Dataset items.

^^^^

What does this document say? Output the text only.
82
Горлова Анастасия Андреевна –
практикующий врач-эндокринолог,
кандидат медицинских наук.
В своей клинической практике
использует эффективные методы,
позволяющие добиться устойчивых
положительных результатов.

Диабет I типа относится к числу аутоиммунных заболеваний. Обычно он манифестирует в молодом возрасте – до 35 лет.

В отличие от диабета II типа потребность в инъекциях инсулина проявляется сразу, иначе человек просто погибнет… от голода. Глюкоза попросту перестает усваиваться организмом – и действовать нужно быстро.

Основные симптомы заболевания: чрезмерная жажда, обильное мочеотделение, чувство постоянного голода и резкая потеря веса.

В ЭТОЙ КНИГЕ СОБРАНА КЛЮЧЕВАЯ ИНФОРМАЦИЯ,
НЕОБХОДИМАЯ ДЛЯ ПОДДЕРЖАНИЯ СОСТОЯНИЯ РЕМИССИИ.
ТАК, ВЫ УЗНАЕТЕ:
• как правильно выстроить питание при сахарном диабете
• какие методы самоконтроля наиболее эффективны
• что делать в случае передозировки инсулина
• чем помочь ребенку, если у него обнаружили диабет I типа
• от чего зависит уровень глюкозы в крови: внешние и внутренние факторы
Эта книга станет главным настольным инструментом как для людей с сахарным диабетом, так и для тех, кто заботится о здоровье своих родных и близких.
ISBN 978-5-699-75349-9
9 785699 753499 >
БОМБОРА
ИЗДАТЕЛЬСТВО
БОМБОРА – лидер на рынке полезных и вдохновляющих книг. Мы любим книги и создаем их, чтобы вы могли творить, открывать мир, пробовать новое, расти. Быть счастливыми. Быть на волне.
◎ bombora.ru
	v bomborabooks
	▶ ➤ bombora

^^^^

WHAT THIS TASK INVOLVES. Write every entry out again exactly.

FULL ANSWER.
What does this document say? Output the text only.
82
Горлова Анастасия Андреевна –
практикующий врач-эндокринолог,
кандидат медицинских наук.
В своей клинической практике
использует эффективные методы,
позволяющие добиться устойчивых
положительных результатов.

Диабет I типа относится к числу аутоиммунных заболеваний. Обычно он манифестирует в молодом возрасте – до 35 лет.

В отличие от диабета II типа потребность в инъекциях инсулина проявляется сразу, иначе человек просто погибнет… от голода. Глюкоза попросту перестает усваиваться организмом – и действовать нужно быстро.

Основные симптомы заболевания: чрезмерная жажда, обильное мочеотделение, чувство постоянного голода и резкая потеря веса.

В ЭТОЙ КНИГЕ СОБРАНА КЛЮЧЕВАЯ ИНФОРМАЦИЯ,
НЕОБХОДИМАЯ ДЛЯ ПОДДЕРЖАНИЯ СОСТОЯНИЯ РЕМИССИИ.
ТАК, ВЫ УЗНАЕТЕ:
• как правильно выстроить питание при сахарном диабете
• какие методы самоконтроля наиболее эффективны
• что делать в случае передозировки инсулина
• чем помочь ребенку, если у него обнаружили диабет I типа
• от чего зависит уровень глюкозы в крови: внешние и внутренние факторы
Эта книга станет главным настольным инструментом как для людей с сахарным диабетом, так и для тех, кто заботится о здоровье своих родных и близких.
ISBN 978-5-699-75349-9
9 785699 753499 >
БОМБОРА
ИЗДАТЕЛЬСТВО
БОМБОРА – лидер на рынке полезных и вдохновляющих книг. Мы любим книги и создаем их, чтобы вы могли творить, открывать мир, пробовать новое, расти. Быть счастливыми. Быть на волне.
◎ bombora.ru
	v bomborabooks
	▶ ➤ bombora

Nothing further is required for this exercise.